┌─ INPUT DATA

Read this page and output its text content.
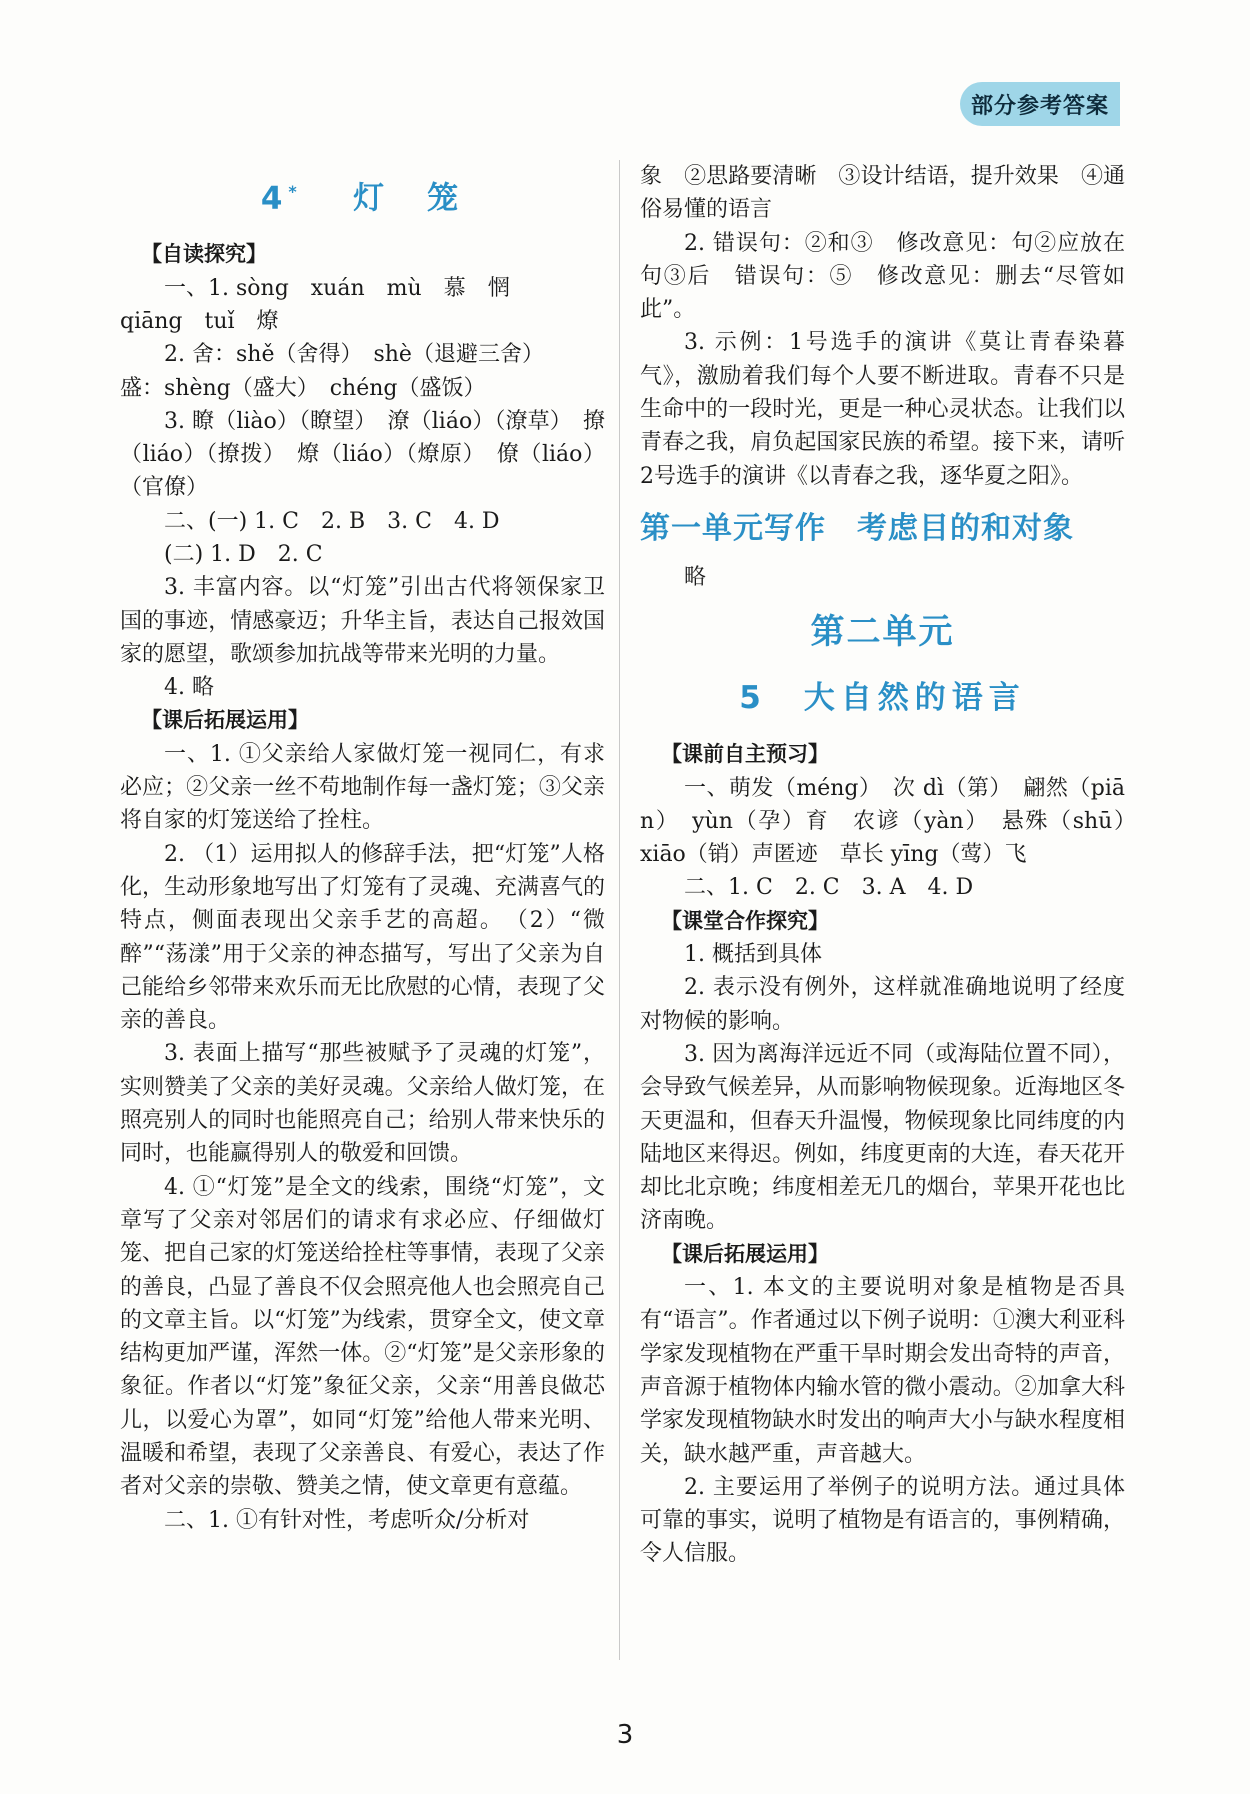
部分参考答案
4* 灯　笼

【自读探究】

一、1. sòng　xuán　mù　慕　惘

qiāng　tuǐ　燎

2. 舍：shě（舍得）　shè（退避三舍）

盛：shèng（盛大）　chéng（盛饭）

3. 瞭（liào）（瞭望）　潦（liáo）（潦草）　撩（liáo）（撩拨）　燎（liáo）（燎原）　僚（liáo）（官僚）

二、(一) 1. C　2. B　3. C　4. D

(二) 1. D　2. C

3. 丰富内容。以“灯笼”引出古代将领保家卫国的事迹，情感豪迈；升华主旨，表达自己报效国家的愿望，歌颂参加抗战等带来光明的力量。

4. 略

【课后拓展运用】

一、1. ①父亲给人家做灯笼一视同仁，有求必应；②父亲一丝不苟地制作每一盏灯笼；③父亲将自家的灯笼送给了拴柱。

2. （1）运用拟人的修辞手法，把“灯笼”人格化，生动形象地写出了灯笼有了灵魂、充满喜气的特点，侧面表现出父亲手艺的高超。　（2）“微醉”“荡漾”用于父亲的神态描写，写出了父亲为自己能给乡邻带来欢乐而无比欣慰的心情，表现了父亲的善良。

3. 表面上描写“那些被赋予了灵魂的灯笼”，实则赞美了父亲的美好灵魂。父亲给人做灯笼，在照亮别人的同时也能照亮自己；给别人带来快乐的同时，也能赢得别人的敬爱和回馈。

4. ①“灯笼”是全文的线索，围绕“灯笼”，文章写了父亲对邻居们的请求有求必应、仔细做灯笼、把自己家的灯笼送给拴柱等事情，表现了父亲的善良，凸显了善良不仅会照亮他人也会照亮自己的文章主旨。以“灯笼”为线索，贯穿全文，使文章结构更加严谨，浑然一体。②“灯笼”是父亲形象的象征。作者以“灯笼”象征父亲，父亲“用善良做芯儿，以爱心为罩”，如同“灯笼”给他人带来光明、温暖和希望，表现了父亲善良、有爱心，表达了作者对父亲的崇敬、赞美之情，使文章更有意蕴。

二、1. ①有针对性，考虑听众/分析对

象　②思路要清晰　③设计结语，提升效果　④通俗易懂的语言

2. 错误句：②和③　修改意见：句②应放在句③后　错误句：⑤　修改意见：删去“尽管如此”。

3. 示例：1号选手的演讲《莫让青春染暮气》，激励着我们每个人要不断进取。青春不只是生命中的一段时光，更是一种心灵状态。让我们以青春之我，肩负起国家民族的希望。接下来，请听2号选手的演讲《以青春之我，逐华夏之阳》。

第一单元写作　考虑目的和对象

略

第二单元
5　大自然的语言

【课前自主预习】

一、萌发（méng）　次 dì（第）　翩然（piān）　yùn（孕）育　农谚（yàn）　悬殊（shū）　xiāo（销）声匿迹　草长 yīng（莺）飞

二、1. C　2. C　3. A　4. D

【课堂合作探究】

1. 概括到具体

2. 表示没有例外，这样就准确地说明了经度对物候的影响。

3. 因为离海洋远近不同（或海陆位置不同），会导致气候差异，从而影响物候现象。近海地区冬天更温和，但春天升温慢，物候现象比同纬度的内陆地区来得迟。例如，纬度更南的大连，春天花开却比北京晚；纬度相差无几的烟台，苹果开花也比济南晚。

【课后拓展运用】

一、1. 本文的主要说明对象是植物是否具有“语言”。作者通过以下例子说明：①澳大利亚科学家发现植物在严重干旱时期会发出奇特的声音，声音源于植物体内输水管的微小震动。②加拿大科学家发现植物缺水时发出的响声大小与缺水程度相关，缺水越严重，声音越大。

2. 主要运用了举例子的说明方法。通过具体可靠的事实，说明了植物是有语言的，事例精确，令人信服。

3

└─

Reproduce every line above as written, skipping pictures.

**RESULT OF THIS TASK:**
Read this page and output its text content.
部分参考答案
4* 灯　笼

【自读探究】

一、1. sòng　xuán　mù　慕　惘

qiāng　tuǐ　燎

2. 舍：shě（舍得）　shè（退避三舍）

盛：shèng（盛大）　chéng（盛饭）

3. 瞭（liào）（瞭望）　潦（liáo）（潦草）　撩（liáo）（撩拨）　燎（liáo）（燎原）　僚（liáo）（官僚）

二、(一) 1. C　2. B　3. C　4. D

(二) 1. D　2. C

3. 丰富内容。以“灯笼”引出古代将领保家卫国的事迹，情感豪迈；升华主旨，表达自己报效国家的愿望，歌颂参加抗战等带来光明的力量。

4. 略

【课后拓展运用】

一、1. ①父亲给人家做灯笼一视同仁，有求必应；②父亲一丝不苟地制作每一盏灯笼；③父亲将自家的灯笼送给了拴柱。

2. （1）运用拟人的修辞手法，把“灯笼”人格化，生动形象地写出了灯笼有了灵魂、充满喜气的特点，侧面表现出父亲手艺的高超。　（2）“微醉”“荡漾”用于父亲的神态描写，写出了父亲为自己能给乡邻带来欢乐而无比欣慰的心情，表现了父亲的善良。

3. 表面上描写“那些被赋予了灵魂的灯笼”，实则赞美了父亲的美好灵魂。父亲给人做灯笼，在照亮别人的同时也能照亮自己；给别人带来快乐的同时，也能赢得别人的敬爱和回馈。

4. ①“灯笼”是全文的线索，围绕“灯笼”，文章写了父亲对邻居们的请求有求必应、仔细做灯笼、把自己家的灯笼送给拴柱等事情，表现了父亲的善良，凸显了善良不仅会照亮他人也会照亮自己的文章主旨。以“灯笼”为线索，贯穿全文，使文章结构更加严谨，浑然一体。②“灯笼”是父亲形象的象征。作者以“灯笼”象征父亲，父亲“用善良做芯儿，以爱心为罩”，如同“灯笼”给他人带来光明、温暖和希望，表现了父亲善良、有爱心，表达了作者对父亲的崇敬、赞美之情，使文章更有意蕴。

二、1. ①有针对性，考虑听众/分析对

象　②思路要清晰　③设计结语，提升效果　④通俗易懂的语言

2. 错误句：②和③　修改意见：句②应放在句③后　错误句：⑤　修改意见：删去“尽管如此”。

3. 示例：1号选手的演讲《莫让青春染暮气》，激励着我们每个人要不断进取。青春不只是生命中的一段时光，更是一种心灵状态。让我们以青春之我，肩负起国家民族的希望。接下来，请听2号选手的演讲《以青春之我，逐华夏之阳》。

第一单元写作　考虑目的和对象

略

第二单元
5　大自然的语言

【课前自主预习】

一、萌发（méng）　次 dì（第）　翩然（piān）　yùn（孕）育　农谚（yàn）　悬殊（shū）　xiāo（销）声匿迹　草长 yīng（莺）飞

二、1. C　2. C　3. A　4. D

【课堂合作探究】

1. 概括到具体

2. 表示没有例外，这样就准确地说明了经度对物候的影响。

3. 因为离海洋远近不同（或海陆位置不同），会导致气候差异，从而影响物候现象。近海地区冬天更温和，但春天升温慢，物候现象比同纬度的内陆地区来得迟。例如，纬度更南的大连，春天花开却比北京晚；纬度相差无几的烟台，苹果开花也比济南晚。

【课后拓展运用】

一、1. 本文的主要说明对象是植物是否具有“语言”。作者通过以下例子说明：①澳大利亚科学家发现植物在严重干旱时期会发出奇特的声音，声音源于植物体内输水管的微小震动。②加拿大科学家发现植物缺水时发出的响声大小与缺水程度相关，缺水越严重，声音越大。

2. 主要运用了举例子的说明方法。通过具体可靠的事实，说明了植物是有语言的，事例精确，令人信服。

3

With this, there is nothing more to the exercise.